TASK TO COMPLETE: From the listing below, extract each line containing the string "IDEAL".

START DATASET ROWS

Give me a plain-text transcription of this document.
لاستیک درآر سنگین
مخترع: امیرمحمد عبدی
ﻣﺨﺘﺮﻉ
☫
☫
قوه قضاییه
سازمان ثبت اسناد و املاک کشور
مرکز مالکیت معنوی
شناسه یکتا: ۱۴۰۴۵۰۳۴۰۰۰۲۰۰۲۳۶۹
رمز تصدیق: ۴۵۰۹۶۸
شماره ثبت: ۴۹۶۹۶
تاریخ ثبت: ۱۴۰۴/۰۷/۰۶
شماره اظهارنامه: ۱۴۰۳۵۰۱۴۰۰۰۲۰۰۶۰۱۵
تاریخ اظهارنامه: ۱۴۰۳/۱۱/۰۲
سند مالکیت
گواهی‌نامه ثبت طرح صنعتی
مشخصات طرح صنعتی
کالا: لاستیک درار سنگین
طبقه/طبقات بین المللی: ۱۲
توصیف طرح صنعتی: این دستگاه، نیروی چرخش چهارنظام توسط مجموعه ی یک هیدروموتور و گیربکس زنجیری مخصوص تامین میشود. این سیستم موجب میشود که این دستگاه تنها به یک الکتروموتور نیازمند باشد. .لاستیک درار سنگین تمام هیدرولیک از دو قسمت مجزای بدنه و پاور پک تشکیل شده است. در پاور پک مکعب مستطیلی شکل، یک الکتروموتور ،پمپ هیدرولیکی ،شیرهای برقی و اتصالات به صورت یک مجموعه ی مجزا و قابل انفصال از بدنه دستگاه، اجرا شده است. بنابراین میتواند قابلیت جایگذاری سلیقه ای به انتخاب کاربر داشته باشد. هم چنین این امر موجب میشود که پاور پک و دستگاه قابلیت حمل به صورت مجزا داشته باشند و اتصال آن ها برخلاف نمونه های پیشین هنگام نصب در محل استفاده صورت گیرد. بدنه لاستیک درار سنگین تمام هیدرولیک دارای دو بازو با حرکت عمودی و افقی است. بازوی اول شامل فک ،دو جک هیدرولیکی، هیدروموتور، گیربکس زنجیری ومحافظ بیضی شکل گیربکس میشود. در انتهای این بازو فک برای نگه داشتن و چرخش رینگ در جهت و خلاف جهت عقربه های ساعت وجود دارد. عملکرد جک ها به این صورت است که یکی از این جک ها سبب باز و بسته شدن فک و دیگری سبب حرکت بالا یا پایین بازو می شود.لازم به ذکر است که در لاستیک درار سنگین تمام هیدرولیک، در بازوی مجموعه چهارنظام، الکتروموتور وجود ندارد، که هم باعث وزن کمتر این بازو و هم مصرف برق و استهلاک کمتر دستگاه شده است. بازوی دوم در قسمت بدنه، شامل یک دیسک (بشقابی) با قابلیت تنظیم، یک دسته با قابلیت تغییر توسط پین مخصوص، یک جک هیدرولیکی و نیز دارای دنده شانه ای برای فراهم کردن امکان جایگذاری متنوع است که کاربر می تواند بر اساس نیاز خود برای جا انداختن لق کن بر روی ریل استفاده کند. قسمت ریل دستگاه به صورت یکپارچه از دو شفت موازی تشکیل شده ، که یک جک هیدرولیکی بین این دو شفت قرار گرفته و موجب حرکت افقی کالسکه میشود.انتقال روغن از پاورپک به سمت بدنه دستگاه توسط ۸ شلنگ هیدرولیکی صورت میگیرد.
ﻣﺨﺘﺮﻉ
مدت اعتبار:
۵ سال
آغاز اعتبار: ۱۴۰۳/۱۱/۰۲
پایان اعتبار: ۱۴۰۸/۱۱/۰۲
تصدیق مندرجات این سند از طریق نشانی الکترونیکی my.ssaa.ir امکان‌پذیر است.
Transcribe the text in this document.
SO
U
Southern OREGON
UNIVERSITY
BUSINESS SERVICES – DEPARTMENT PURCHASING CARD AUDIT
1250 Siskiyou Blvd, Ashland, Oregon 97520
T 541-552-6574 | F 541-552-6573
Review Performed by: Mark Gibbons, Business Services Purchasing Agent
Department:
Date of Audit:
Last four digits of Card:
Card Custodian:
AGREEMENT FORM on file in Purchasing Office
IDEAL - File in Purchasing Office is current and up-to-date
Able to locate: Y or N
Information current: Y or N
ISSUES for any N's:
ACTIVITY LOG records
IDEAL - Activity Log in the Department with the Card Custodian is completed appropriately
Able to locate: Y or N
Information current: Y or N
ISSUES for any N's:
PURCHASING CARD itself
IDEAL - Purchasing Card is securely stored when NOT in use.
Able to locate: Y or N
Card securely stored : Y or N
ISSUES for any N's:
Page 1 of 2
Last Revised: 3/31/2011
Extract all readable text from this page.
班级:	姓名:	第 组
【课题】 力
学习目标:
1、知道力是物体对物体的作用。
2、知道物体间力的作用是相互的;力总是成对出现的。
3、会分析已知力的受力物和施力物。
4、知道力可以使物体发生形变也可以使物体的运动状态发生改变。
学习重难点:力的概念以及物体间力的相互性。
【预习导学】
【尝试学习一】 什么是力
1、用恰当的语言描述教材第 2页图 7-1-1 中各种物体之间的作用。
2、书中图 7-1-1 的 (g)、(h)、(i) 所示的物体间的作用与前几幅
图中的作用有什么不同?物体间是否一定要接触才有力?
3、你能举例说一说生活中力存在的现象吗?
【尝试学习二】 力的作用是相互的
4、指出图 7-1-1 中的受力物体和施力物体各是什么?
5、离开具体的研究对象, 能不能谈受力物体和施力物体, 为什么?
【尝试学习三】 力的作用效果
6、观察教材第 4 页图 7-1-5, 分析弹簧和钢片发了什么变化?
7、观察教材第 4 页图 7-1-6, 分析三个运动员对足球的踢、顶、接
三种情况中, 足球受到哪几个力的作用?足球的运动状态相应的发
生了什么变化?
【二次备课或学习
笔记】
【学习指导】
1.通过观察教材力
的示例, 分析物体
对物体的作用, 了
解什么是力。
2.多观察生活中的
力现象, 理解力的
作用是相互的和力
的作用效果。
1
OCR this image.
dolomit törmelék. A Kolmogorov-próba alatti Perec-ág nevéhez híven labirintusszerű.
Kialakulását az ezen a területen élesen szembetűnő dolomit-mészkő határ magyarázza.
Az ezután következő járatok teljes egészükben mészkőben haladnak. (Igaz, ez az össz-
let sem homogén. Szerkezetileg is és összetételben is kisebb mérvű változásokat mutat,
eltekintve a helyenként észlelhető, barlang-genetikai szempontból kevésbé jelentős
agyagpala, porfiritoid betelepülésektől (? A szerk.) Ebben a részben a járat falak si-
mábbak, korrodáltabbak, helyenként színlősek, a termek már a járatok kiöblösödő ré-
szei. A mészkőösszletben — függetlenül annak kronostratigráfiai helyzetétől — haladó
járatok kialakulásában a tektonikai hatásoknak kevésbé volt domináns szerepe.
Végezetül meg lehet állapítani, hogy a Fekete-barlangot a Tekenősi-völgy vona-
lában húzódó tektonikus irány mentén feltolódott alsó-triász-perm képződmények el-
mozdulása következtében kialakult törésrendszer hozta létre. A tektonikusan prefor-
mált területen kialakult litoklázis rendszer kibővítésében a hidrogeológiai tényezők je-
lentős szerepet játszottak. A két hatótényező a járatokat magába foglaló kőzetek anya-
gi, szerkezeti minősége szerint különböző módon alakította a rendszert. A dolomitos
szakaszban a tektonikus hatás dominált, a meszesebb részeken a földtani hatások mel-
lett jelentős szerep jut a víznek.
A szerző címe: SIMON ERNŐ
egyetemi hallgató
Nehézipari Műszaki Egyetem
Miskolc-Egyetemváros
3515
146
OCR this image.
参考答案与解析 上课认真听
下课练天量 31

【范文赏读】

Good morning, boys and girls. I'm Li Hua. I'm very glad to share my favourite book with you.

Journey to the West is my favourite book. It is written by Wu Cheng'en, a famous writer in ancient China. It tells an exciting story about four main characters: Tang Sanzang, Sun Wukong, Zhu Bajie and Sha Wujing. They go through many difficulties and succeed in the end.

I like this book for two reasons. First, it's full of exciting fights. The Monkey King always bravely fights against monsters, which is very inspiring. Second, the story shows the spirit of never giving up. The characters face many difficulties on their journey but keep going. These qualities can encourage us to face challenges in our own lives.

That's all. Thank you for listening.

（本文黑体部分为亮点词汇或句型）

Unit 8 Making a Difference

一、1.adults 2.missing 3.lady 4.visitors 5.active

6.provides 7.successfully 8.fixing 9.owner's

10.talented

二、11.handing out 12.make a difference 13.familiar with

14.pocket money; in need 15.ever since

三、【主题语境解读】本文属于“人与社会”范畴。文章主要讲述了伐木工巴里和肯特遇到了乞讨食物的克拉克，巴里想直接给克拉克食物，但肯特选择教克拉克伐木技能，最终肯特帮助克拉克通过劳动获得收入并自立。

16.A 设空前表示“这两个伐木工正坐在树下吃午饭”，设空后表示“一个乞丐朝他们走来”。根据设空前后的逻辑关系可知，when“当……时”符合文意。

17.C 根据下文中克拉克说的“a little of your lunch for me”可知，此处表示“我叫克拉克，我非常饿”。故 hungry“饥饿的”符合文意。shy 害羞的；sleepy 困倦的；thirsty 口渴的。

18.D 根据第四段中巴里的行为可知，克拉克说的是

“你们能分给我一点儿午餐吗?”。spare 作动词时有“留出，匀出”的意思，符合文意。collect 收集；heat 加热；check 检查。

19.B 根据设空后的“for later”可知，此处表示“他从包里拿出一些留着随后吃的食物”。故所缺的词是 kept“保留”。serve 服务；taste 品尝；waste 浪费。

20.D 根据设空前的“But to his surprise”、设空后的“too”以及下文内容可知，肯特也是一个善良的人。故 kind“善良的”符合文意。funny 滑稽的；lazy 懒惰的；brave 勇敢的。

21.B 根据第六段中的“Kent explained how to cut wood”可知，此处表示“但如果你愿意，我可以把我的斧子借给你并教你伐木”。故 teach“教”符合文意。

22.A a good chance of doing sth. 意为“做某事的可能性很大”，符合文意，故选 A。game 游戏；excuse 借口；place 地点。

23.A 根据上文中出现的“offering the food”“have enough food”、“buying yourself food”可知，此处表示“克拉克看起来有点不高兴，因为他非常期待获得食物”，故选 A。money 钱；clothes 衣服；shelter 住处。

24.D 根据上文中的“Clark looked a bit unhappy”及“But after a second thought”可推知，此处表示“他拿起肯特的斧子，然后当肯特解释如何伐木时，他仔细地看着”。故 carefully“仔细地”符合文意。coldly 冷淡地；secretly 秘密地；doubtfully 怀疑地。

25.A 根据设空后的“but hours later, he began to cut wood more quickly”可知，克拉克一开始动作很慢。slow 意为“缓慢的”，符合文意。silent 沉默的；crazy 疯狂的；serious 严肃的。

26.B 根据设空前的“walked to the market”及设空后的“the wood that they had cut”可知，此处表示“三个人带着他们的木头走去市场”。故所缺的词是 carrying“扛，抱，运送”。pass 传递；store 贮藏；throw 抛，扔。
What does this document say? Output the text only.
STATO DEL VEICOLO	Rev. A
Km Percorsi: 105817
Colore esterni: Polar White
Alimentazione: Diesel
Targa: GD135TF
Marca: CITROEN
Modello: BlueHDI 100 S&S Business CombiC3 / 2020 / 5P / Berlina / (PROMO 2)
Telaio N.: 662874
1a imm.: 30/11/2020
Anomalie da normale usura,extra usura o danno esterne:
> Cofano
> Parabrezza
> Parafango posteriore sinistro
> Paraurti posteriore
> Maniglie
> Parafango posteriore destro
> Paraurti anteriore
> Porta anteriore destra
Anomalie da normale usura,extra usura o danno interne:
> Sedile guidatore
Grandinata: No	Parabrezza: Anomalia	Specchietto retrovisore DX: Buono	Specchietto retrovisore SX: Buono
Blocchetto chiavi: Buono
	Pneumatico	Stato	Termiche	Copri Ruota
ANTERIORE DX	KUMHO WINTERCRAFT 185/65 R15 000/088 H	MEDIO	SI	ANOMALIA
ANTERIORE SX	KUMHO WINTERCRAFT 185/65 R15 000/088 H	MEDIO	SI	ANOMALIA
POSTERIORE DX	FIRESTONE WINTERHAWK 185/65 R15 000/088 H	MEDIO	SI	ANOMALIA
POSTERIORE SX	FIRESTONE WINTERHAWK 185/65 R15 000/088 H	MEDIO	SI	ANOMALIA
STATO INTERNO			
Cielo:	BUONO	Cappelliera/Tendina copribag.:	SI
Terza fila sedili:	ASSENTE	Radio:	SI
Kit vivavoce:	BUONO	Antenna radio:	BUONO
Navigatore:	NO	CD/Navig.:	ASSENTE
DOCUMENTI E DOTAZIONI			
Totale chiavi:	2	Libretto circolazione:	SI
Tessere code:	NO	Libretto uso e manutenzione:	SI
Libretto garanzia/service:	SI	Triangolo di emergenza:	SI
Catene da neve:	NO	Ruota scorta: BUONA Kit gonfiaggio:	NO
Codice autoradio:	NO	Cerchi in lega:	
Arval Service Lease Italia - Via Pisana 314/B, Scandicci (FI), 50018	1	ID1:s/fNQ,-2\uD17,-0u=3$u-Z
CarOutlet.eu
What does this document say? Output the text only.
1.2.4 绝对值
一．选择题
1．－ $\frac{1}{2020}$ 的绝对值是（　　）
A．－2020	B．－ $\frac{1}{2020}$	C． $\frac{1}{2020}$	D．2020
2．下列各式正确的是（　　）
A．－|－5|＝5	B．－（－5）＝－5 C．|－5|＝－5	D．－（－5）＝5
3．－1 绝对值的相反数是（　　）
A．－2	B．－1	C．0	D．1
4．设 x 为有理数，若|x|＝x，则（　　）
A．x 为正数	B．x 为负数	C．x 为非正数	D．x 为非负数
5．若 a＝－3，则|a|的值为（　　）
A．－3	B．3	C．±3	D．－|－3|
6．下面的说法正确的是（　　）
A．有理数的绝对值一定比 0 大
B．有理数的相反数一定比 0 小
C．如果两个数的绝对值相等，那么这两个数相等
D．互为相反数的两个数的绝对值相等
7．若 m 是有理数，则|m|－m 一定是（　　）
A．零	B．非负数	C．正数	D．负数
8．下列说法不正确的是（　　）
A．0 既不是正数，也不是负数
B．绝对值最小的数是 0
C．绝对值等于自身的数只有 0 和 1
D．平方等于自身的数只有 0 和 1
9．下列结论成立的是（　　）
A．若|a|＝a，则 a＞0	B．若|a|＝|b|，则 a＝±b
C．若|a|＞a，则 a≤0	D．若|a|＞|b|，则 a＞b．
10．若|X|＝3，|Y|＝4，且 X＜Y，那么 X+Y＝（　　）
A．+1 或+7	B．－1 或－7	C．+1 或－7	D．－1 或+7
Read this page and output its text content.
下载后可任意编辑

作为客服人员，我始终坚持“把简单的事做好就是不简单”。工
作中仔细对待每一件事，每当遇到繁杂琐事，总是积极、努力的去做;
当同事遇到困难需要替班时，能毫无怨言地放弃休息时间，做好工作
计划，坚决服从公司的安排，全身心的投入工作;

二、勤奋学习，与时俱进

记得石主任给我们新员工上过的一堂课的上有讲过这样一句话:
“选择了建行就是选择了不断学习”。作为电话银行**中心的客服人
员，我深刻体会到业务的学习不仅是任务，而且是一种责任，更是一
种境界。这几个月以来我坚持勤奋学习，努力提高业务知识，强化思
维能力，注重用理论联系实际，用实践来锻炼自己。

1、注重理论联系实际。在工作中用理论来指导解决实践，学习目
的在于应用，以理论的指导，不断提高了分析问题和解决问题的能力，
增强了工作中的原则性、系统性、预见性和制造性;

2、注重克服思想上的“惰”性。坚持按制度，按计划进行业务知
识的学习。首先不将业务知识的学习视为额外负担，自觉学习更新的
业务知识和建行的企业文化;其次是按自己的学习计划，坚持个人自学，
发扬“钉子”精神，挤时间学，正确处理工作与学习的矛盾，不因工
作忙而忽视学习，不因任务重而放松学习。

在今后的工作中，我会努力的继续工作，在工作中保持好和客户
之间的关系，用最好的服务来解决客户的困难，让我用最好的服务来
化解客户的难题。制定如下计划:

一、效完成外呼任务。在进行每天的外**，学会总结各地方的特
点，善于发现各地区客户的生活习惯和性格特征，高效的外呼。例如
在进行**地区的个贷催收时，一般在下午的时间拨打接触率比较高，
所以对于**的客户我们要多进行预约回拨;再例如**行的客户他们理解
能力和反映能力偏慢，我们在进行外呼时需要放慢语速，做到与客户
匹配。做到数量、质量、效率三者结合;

END DATASET ROWS

RESULT:
IDEAL - File in Purchasing Office is current and up-to-date
IDEAL - Activity Log in the Department with the Card Custodian is completed appropriately
IDEAL - Purchasing Card is securely stored when NOT in use.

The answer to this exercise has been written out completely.